Exercise objective: Return every line below as is, leaving out the pictures.

Records shown:
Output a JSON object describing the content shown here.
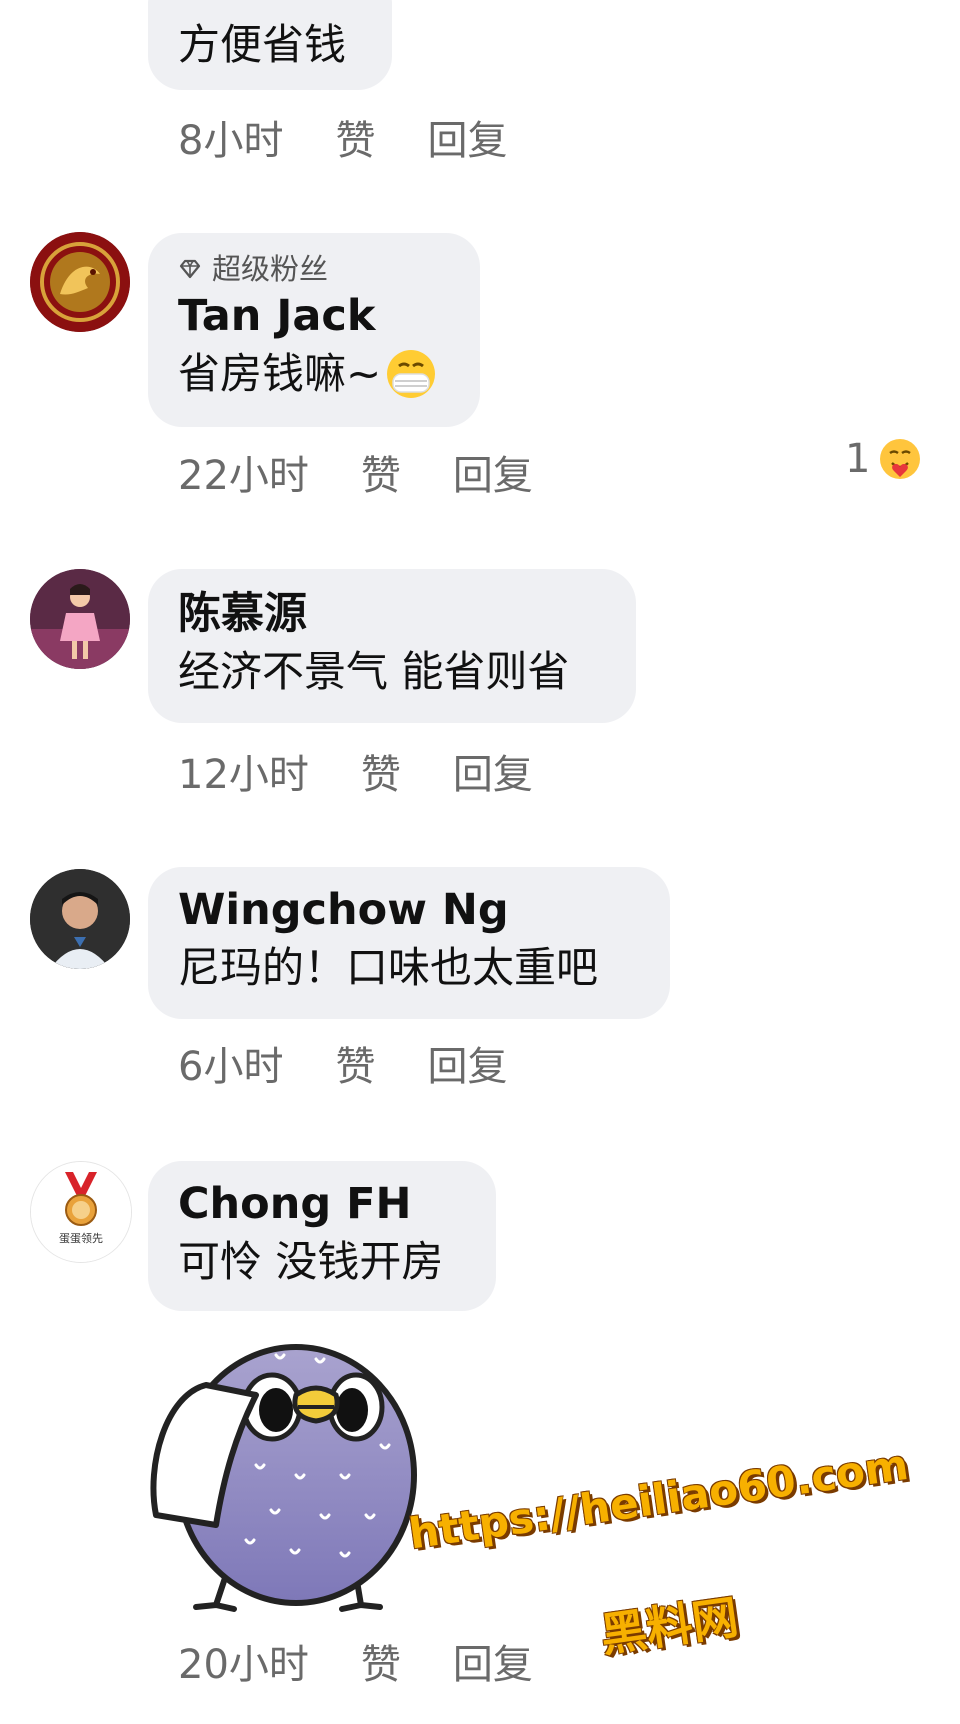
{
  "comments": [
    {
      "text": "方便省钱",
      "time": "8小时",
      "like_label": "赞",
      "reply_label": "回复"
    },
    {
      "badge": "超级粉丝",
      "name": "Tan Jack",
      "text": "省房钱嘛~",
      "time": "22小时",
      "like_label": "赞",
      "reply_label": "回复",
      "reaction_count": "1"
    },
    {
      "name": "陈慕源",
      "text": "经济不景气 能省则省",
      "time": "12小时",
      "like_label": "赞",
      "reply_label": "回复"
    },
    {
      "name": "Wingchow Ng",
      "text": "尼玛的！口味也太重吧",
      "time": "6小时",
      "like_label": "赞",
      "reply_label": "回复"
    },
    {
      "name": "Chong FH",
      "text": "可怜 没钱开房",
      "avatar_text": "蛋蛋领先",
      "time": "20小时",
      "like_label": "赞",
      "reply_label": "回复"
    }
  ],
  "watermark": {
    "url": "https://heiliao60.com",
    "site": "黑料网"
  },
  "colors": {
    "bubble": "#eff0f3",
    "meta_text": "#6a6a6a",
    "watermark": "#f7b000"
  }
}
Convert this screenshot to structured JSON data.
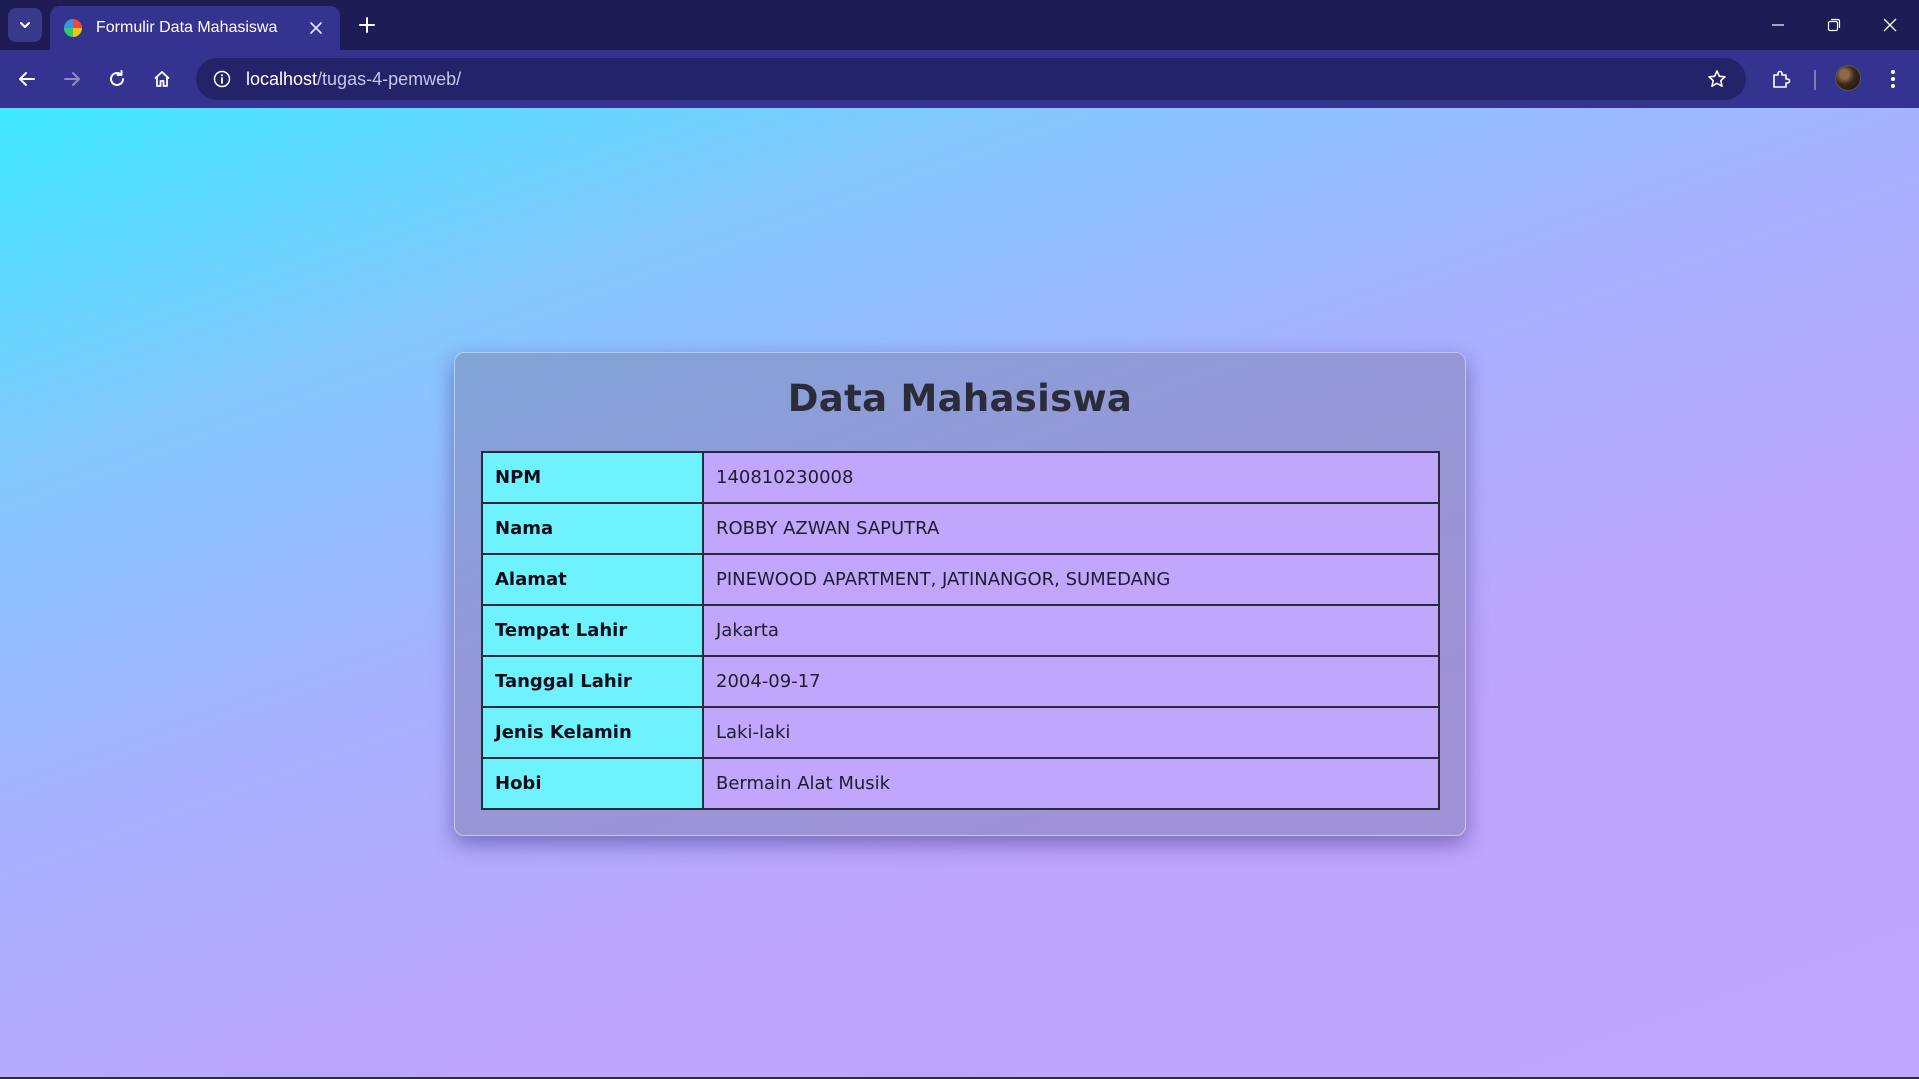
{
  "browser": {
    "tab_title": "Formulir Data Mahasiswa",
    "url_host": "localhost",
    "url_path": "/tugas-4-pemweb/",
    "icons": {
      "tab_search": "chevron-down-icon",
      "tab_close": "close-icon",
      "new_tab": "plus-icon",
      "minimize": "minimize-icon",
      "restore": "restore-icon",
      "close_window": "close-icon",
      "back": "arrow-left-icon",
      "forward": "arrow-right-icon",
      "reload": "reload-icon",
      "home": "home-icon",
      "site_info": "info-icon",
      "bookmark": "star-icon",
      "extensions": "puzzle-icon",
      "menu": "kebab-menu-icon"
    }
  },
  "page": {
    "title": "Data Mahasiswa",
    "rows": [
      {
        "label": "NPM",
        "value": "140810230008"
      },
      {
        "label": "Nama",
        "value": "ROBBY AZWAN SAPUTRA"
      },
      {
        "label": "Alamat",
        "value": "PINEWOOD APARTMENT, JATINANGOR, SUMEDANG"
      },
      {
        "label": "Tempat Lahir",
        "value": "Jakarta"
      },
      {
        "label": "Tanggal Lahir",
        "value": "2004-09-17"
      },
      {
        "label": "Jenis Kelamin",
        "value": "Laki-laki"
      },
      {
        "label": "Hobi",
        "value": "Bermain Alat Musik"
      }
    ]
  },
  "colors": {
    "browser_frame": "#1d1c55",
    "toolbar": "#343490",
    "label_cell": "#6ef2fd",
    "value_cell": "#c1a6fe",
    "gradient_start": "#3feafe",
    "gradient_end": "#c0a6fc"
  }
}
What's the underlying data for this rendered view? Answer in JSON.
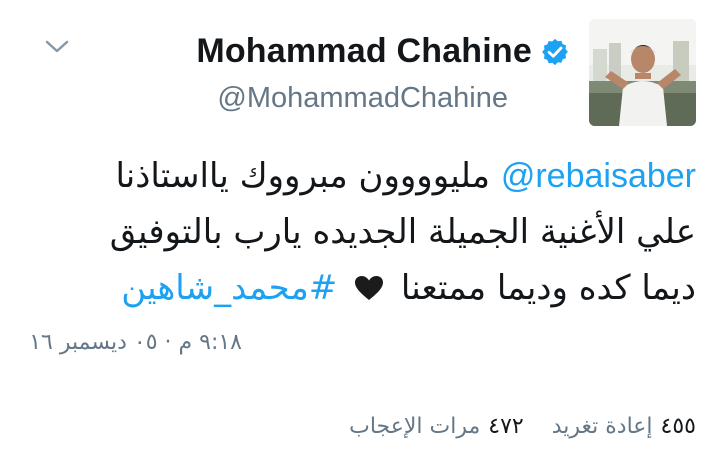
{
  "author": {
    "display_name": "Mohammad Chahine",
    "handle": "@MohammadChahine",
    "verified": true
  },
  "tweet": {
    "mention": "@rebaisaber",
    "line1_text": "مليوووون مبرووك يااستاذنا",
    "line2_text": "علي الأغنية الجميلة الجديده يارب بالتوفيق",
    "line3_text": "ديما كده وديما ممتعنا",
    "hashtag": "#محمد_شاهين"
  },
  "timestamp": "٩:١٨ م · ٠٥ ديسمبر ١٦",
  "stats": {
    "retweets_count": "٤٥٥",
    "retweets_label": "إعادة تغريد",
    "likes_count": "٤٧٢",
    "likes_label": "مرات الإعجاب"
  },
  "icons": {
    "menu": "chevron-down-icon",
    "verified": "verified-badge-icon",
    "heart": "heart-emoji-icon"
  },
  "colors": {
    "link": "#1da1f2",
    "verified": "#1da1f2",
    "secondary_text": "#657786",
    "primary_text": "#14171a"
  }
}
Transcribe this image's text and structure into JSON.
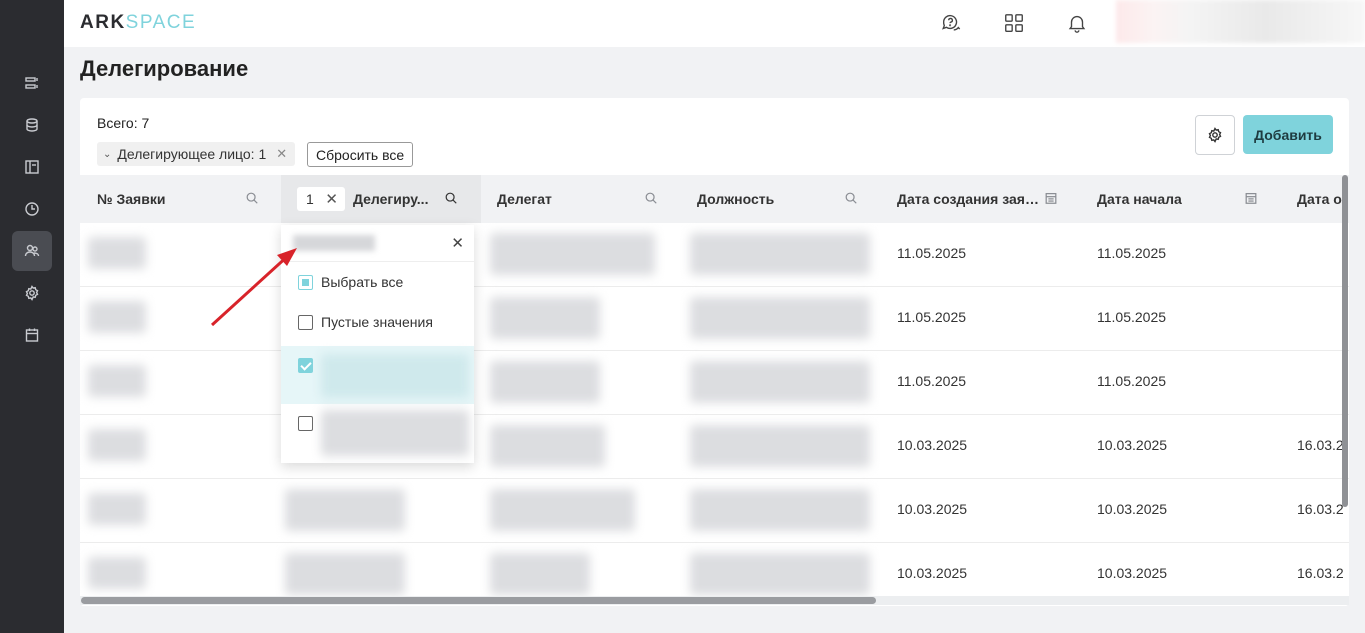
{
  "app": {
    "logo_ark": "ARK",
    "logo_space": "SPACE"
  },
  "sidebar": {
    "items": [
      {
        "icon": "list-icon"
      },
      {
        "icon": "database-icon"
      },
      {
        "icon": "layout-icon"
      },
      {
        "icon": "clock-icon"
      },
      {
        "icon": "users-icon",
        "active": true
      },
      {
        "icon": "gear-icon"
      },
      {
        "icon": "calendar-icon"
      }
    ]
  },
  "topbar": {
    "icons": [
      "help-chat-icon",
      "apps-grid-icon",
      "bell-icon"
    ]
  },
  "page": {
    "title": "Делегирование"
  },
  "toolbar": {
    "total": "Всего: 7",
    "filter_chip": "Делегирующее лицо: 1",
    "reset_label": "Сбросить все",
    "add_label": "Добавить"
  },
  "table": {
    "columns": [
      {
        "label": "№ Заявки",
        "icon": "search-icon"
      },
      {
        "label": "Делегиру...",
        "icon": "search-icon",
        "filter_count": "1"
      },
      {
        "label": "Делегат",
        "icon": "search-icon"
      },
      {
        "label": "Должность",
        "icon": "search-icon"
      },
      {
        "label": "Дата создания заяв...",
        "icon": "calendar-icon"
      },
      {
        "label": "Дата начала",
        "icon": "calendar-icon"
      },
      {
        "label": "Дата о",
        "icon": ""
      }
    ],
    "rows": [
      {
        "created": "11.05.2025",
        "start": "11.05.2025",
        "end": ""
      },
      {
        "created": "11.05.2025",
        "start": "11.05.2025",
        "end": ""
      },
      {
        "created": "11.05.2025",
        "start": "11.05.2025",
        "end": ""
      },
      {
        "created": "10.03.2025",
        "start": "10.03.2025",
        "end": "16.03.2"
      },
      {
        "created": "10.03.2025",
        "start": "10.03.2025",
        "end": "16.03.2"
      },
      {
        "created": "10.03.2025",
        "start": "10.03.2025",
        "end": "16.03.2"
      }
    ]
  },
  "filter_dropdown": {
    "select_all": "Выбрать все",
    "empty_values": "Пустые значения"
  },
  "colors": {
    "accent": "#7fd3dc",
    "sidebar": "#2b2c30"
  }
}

Response to this exercise:
Output a JSON object describing the content shown here.
{
  "comments": [
    {
      "text": "方便省钱",
      "time": "8小时",
      "like_label": "赞",
      "reply_label": "回复"
    },
    {
      "badge": "超级粉丝",
      "name": "Tan Jack",
      "text": "省房钱嘛~",
      "time": "22小时",
      "like_label": "赞",
      "reply_label": "回复",
      "reaction_count": "1"
    },
    {
      "name": "陈慕源",
      "text": "经济不景气 能省则省",
      "time": "12小时",
      "like_label": "赞",
      "reply_label": "回复"
    },
    {
      "name": "Wingchow Ng",
      "text": "尼玛的！口味也太重吧",
      "time": "6小时",
      "like_label": "赞",
      "reply_label": "回复"
    },
    {
      "name": "Chong FH",
      "text": "可怜 没钱开房",
      "avatar_text": "蛋蛋领先",
      "time": "20小时",
      "like_label": "赞",
      "reply_label": "回复"
    }
  ],
  "watermark": {
    "url": "https://heiliao60.com",
    "site": "黑料网"
  },
  "colors": {
    "bubble": "#eff0f3",
    "meta_text": "#6a6a6a",
    "watermark": "#f7b000"
  }
}
Convert this screenshot to structured JSON data.
{
  "browser": {
    "tab_title": "Formulir Data Mahasiswa",
    "url_host": "localhost",
    "url_path": "/tugas-4-pemweb/",
    "icons": {
      "tab_search": "chevron-down-icon",
      "tab_close": "close-icon",
      "new_tab": "plus-icon",
      "minimize": "minimize-icon",
      "restore": "restore-icon",
      "close_window": "close-icon",
      "back": "arrow-left-icon",
      "forward": "arrow-right-icon",
      "reload": "reload-icon",
      "home": "home-icon",
      "site_info": "info-icon",
      "bookmark": "star-icon",
      "extensions": "puzzle-icon",
      "menu": "kebab-menu-icon"
    }
  },
  "page": {
    "title": "Data Mahasiswa",
    "rows": [
      {
        "label": "NPM",
        "value": "140810230008"
      },
      {
        "label": "Nama",
        "value": "ROBBY AZWAN SAPUTRA"
      },
      {
        "label": "Alamat",
        "value": "PINEWOOD APARTMENT, JATINANGOR, SUMEDANG"
      },
      {
        "label": "Tempat Lahir",
        "value": "Jakarta"
      },
      {
        "label": "Tanggal Lahir",
        "value": "2004-09-17"
      },
      {
        "label": "Jenis Kelamin",
        "value": "Laki-laki"
      },
      {
        "label": "Hobi",
        "value": "Bermain Alat Musik"
      }
    ]
  },
  "colors": {
    "browser_frame": "#1d1c55",
    "toolbar": "#343490",
    "label_cell": "#6ef2fd",
    "value_cell": "#c1a6fe",
    "gradient_start": "#3feafe",
    "gradient_end": "#c0a6fc"
  }
}
What's the underlying data for this rendered view? Answer in JSON.
{
  "author": {
    "display_name": "Mohammad Chahine",
    "handle": "@MohammadChahine",
    "verified": true
  },
  "tweet": {
    "mention": "@rebaisaber",
    "line1_text": "مليوووون مبرووك يااستاذنا",
    "line2_text": "علي الأغنية الجميلة الجديده يارب بالتوفيق",
    "line3_text": "ديما كده وديما ممتعنا",
    "hashtag": "#محمد_شاهين"
  },
  "timestamp": "٩:١٨ م · ٠٥ ديسمبر ١٦",
  "stats": {
    "retweets_count": "٤٥٥",
    "retweets_label": "إعادة تغريد",
    "likes_count": "٤٧٢",
    "likes_label": "مرات الإعجاب"
  },
  "icons": {
    "menu": "chevron-down-icon",
    "verified": "verified-badge-icon",
    "heart": "heart-emoji-icon"
  },
  "colors": {
    "link": "#1da1f2",
    "verified": "#1da1f2",
    "secondary_text": "#657786",
    "primary_text": "#14171a"
  }
}
Transcribe this image's text and structure into JSON.
{
  "app": {
    "logo_ark": "ARK",
    "logo_space": "SPACE"
  },
  "sidebar": {
    "items": [
      {
        "icon": "list-icon"
      },
      {
        "icon": "database-icon"
      },
      {
        "icon": "layout-icon"
      },
      {
        "icon": "clock-icon"
      },
      {
        "icon": "users-icon",
        "active": true
      },
      {
        "icon": "gear-icon"
      },
      {
        "icon": "calendar-icon"
      }
    ]
  },
  "topbar": {
    "icons": [
      "help-chat-icon",
      "apps-grid-icon",
      "bell-icon"
    ]
  },
  "page": {
    "title": "Делегирование"
  },
  "toolbar": {
    "total": "Всего: 7",
    "filter_chip": "Делегирующее лицо: 1",
    "reset_label": "Сбросить все",
    "add_label": "Добавить"
  },
  "table": {
    "columns": [
      {
        "label": "№ Заявки",
        "icon": "search-icon"
      },
      {
        "label": "Делегиру...",
        "icon": "search-icon",
        "filter_count": "1"
      },
      {
        "label": "Делегат",
        "icon": "search-icon"
      },
      {
        "label": "Должность",
        "icon": "search-icon"
      },
      {
        "label": "Дата создания заяв...",
        "icon": "calendar-icon"
      },
      {
        "label": "Дата начала",
        "icon": "calendar-icon"
      },
      {
        "label": "Дата о",
        "icon": ""
      }
    ],
    "rows": [
      {
        "created": "11.05.2025",
        "start": "11.05.2025",
        "end": ""
      },
      {
        "created": "11.05.2025",
        "start": "11.05.2025",
        "end": ""
      },
      {
        "created": "11.05.2025",
        "start": "11.05.2025",
        "end": ""
      },
      {
        "created": "10.03.2025",
        "start": "10.03.2025",
        "end": "16.03.2"
      },
      {
        "created": "10.03.2025",
        "start": "10.03.2025",
        "end": "16.03.2"
      },
      {
        "created": "10.03.2025",
        "start": "10.03.2025",
        "end": "16.03.2"
      }
    ]
  },
  "filter_dropdown": {
    "select_all": "Выбрать все",
    "empty_values": "Пустые значения"
  },
  "colors": {
    "accent": "#7fd3dc",
    "sidebar": "#2b2c30"
  }
}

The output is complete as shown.